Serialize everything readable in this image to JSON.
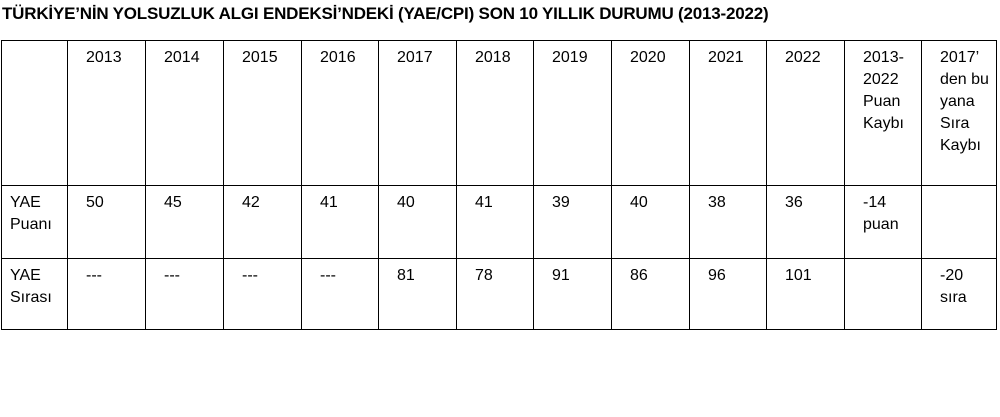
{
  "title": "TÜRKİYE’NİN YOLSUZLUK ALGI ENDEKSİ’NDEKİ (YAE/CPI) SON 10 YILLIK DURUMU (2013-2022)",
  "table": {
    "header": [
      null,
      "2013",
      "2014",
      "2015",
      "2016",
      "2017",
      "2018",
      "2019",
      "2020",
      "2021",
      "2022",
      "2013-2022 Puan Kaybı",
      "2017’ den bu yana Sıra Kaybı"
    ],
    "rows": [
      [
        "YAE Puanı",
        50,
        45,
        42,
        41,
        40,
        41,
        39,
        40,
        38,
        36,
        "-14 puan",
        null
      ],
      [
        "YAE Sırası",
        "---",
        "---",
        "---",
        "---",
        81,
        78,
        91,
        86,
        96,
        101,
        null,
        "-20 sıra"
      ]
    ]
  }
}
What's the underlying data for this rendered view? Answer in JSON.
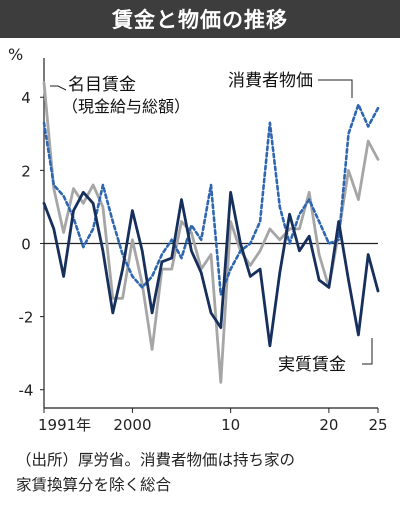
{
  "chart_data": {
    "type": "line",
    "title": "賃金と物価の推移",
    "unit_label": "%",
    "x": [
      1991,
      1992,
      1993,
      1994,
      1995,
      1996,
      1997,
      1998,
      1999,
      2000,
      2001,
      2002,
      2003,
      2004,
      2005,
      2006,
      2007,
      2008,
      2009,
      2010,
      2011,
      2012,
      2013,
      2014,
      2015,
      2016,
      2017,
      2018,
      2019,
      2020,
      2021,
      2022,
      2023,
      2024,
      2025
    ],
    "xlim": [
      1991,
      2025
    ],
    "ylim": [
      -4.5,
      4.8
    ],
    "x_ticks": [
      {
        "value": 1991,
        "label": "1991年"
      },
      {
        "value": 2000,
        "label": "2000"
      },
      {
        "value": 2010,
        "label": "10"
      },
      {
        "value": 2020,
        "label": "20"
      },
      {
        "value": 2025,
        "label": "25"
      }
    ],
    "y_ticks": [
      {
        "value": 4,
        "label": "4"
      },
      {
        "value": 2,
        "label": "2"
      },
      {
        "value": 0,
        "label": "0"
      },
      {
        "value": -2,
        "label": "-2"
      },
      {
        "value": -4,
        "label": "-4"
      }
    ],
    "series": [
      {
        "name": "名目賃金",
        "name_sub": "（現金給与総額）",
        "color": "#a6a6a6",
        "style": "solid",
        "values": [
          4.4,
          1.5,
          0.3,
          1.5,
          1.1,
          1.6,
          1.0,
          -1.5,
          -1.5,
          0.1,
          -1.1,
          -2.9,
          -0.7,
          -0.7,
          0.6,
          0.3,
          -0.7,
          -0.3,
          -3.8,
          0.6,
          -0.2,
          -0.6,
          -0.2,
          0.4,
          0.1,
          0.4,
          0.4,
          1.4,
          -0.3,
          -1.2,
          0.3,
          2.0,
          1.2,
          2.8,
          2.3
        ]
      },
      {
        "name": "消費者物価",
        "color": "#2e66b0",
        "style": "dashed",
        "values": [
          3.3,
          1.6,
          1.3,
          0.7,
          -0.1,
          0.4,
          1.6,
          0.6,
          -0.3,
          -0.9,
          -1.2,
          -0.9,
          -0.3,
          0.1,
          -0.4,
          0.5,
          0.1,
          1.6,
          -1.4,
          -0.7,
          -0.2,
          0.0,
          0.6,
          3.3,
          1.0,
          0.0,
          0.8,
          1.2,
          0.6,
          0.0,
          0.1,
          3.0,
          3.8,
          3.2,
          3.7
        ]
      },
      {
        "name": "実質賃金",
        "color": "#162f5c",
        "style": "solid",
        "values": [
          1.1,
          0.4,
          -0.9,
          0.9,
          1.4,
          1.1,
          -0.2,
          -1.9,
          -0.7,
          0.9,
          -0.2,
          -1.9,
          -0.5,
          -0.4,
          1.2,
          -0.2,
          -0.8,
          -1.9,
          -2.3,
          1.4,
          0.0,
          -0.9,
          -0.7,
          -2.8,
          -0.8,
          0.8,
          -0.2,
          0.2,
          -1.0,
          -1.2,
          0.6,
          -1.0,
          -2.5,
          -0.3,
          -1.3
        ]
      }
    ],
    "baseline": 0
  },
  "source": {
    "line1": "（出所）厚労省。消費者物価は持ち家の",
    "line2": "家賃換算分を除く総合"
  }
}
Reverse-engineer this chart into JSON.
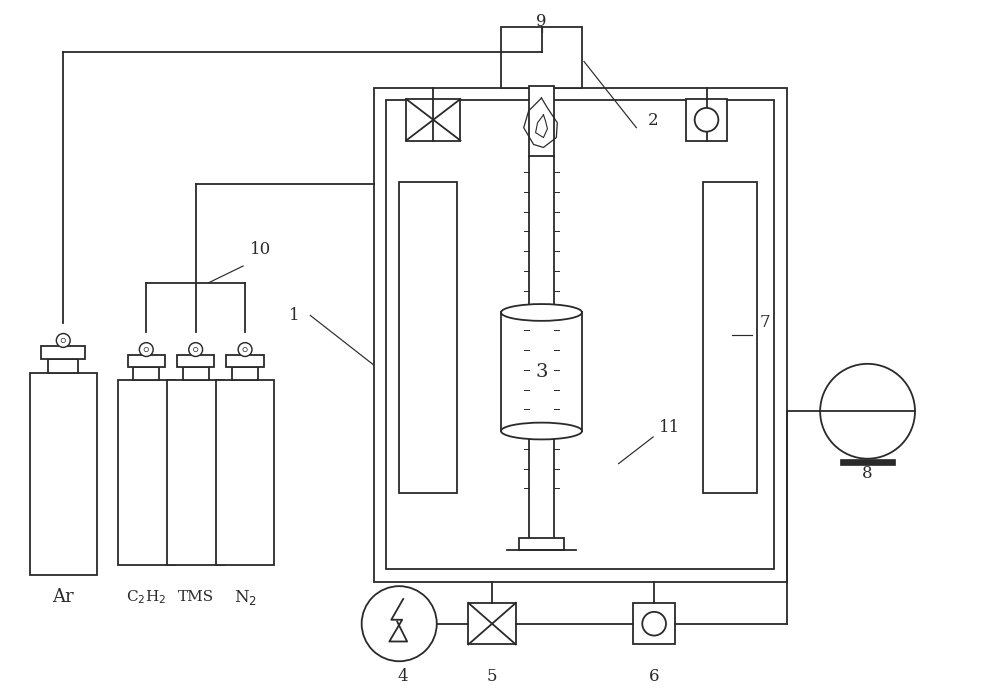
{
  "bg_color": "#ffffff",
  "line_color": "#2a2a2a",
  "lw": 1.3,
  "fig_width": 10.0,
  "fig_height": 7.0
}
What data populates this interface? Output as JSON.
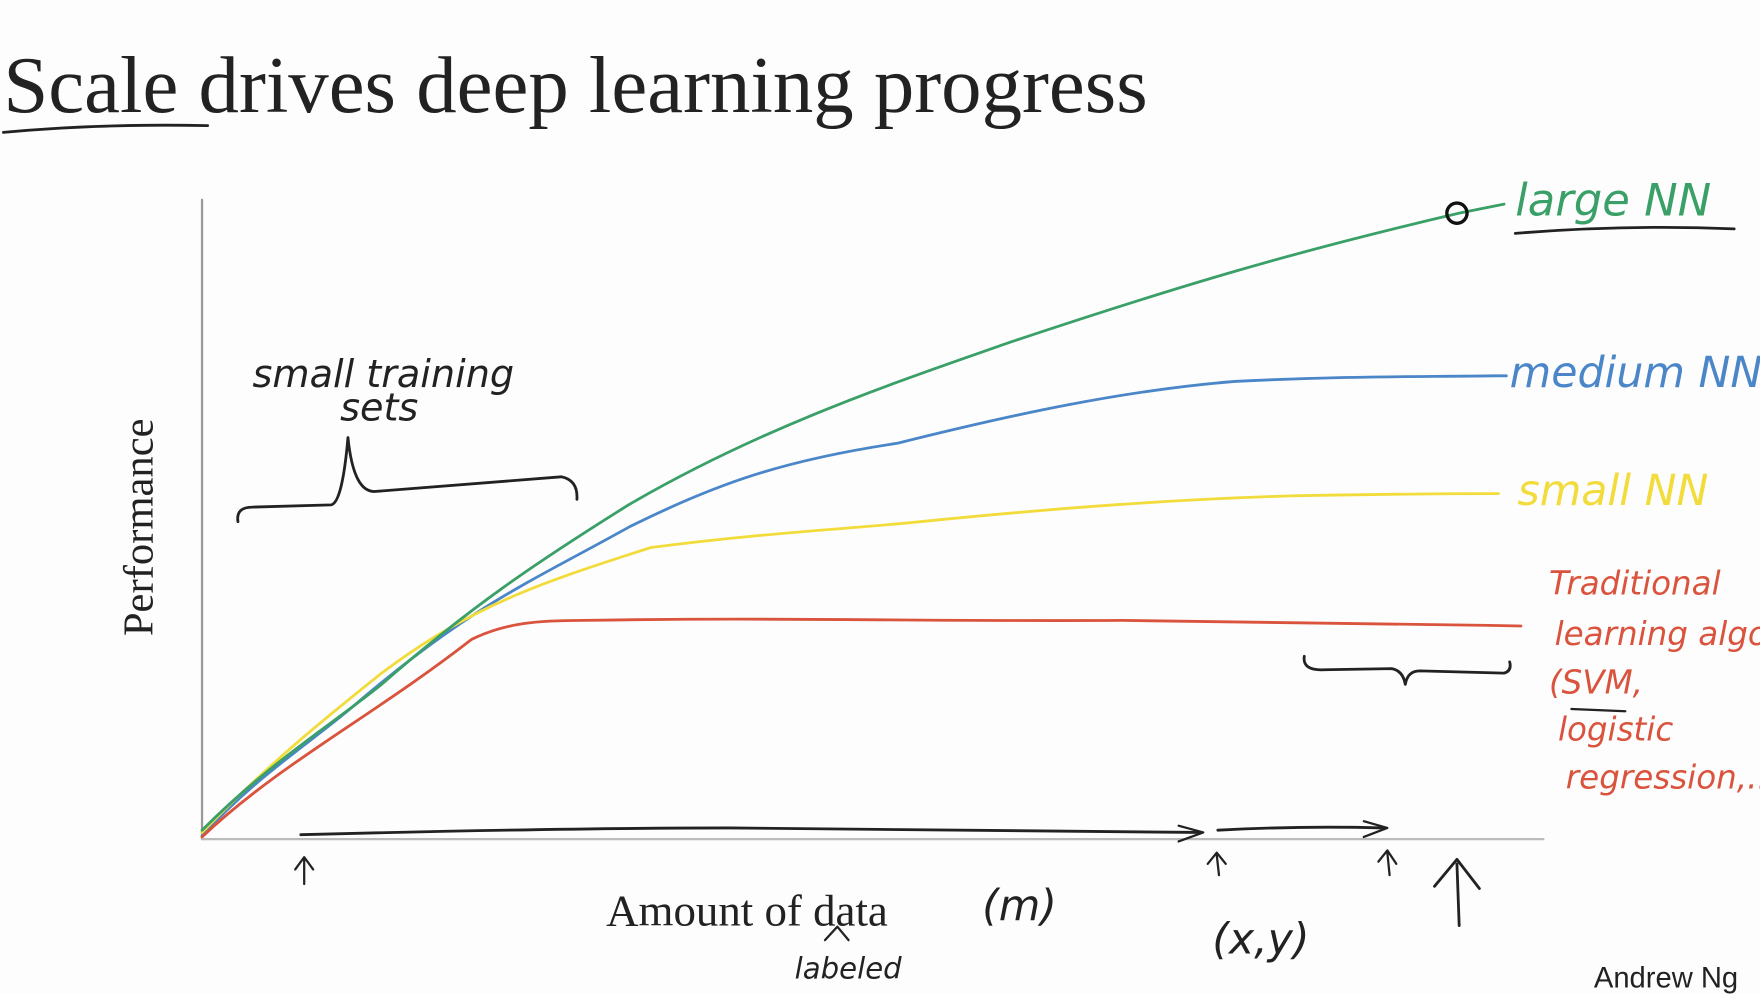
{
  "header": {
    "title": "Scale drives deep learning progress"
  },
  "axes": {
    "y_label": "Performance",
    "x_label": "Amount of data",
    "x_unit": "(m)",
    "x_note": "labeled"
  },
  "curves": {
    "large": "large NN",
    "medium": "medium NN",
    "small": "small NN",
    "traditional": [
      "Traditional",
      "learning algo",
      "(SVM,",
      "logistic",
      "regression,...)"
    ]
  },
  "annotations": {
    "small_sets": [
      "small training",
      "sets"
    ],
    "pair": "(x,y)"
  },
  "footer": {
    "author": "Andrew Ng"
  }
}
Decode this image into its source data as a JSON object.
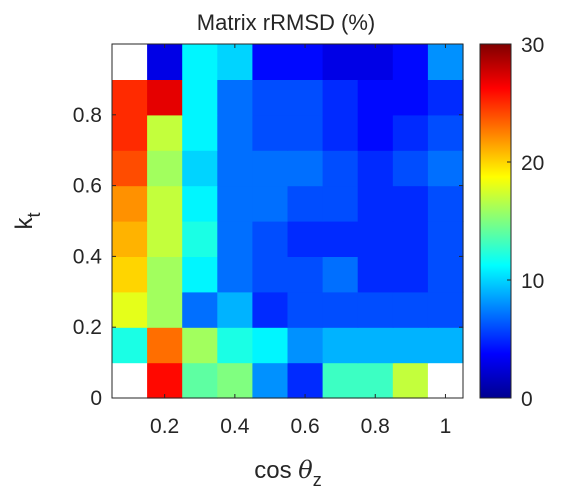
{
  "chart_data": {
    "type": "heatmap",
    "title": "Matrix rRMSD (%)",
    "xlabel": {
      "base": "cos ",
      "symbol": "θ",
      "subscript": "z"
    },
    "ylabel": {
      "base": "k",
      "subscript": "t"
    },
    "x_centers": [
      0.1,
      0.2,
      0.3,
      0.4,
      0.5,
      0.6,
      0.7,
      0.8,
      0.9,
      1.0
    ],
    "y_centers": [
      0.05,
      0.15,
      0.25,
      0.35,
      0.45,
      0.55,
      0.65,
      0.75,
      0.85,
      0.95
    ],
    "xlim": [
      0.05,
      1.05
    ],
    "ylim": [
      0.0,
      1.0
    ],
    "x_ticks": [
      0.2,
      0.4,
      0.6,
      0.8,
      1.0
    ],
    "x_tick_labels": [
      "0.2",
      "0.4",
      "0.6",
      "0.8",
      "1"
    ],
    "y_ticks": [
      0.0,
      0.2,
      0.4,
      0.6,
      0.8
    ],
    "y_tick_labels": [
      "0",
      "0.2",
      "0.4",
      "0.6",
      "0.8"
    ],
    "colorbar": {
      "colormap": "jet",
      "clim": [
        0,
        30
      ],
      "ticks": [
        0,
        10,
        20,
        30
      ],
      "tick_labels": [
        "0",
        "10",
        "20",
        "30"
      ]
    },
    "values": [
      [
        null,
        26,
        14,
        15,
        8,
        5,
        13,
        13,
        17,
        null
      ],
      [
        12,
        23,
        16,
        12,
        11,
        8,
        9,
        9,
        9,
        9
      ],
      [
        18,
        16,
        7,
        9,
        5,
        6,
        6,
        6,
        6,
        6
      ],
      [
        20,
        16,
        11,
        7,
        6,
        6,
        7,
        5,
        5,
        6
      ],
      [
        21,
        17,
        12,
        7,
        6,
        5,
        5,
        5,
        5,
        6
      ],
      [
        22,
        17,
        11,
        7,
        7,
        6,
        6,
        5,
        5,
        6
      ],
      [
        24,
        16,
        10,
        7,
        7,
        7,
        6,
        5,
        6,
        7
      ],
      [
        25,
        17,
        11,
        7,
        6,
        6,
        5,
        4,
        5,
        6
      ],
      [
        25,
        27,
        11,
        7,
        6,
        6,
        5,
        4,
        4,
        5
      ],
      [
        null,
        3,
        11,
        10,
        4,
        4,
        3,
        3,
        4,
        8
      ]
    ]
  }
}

**Stated problem:**
Using the listing above, gather each line that holds the string "JSON" and copy it.

**Reply:**
Serialize everything readable in this image to JSON.
What's the underlying data for this rendered view? Answer in JSON.
Reverse-engineer this chart into JSON.
What data populates this interface? Output as JSON.
Decode this image into its source data as a JSON object.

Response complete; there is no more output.